• What is required: Work out how many lines of the data hold the string "directory", and reply with that number alone.

• Stored data:
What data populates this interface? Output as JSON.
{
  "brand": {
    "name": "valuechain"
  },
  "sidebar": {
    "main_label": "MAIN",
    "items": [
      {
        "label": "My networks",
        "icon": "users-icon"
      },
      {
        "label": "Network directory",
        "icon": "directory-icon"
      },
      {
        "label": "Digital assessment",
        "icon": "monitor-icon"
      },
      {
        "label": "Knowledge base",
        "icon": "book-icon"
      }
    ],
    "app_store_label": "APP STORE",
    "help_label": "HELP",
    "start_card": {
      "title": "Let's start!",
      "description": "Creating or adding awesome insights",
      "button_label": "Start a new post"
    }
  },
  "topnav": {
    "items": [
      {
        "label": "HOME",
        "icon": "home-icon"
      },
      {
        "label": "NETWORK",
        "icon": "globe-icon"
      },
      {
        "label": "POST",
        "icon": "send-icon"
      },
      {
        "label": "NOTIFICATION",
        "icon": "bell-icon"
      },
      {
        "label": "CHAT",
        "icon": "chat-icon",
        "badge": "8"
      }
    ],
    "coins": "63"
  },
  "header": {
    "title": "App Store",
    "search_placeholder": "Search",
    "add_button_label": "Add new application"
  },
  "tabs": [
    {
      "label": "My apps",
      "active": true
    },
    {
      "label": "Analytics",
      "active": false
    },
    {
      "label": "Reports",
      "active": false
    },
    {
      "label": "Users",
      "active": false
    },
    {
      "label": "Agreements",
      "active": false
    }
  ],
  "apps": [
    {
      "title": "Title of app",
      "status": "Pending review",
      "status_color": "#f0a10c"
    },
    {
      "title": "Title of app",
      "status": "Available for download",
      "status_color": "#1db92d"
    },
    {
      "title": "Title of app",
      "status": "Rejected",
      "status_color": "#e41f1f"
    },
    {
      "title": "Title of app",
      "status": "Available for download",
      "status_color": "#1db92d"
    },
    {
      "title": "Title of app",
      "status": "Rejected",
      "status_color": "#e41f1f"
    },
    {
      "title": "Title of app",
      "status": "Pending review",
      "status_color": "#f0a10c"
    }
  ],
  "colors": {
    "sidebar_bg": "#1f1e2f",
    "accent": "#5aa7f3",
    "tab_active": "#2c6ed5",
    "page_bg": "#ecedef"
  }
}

• Complete output: 2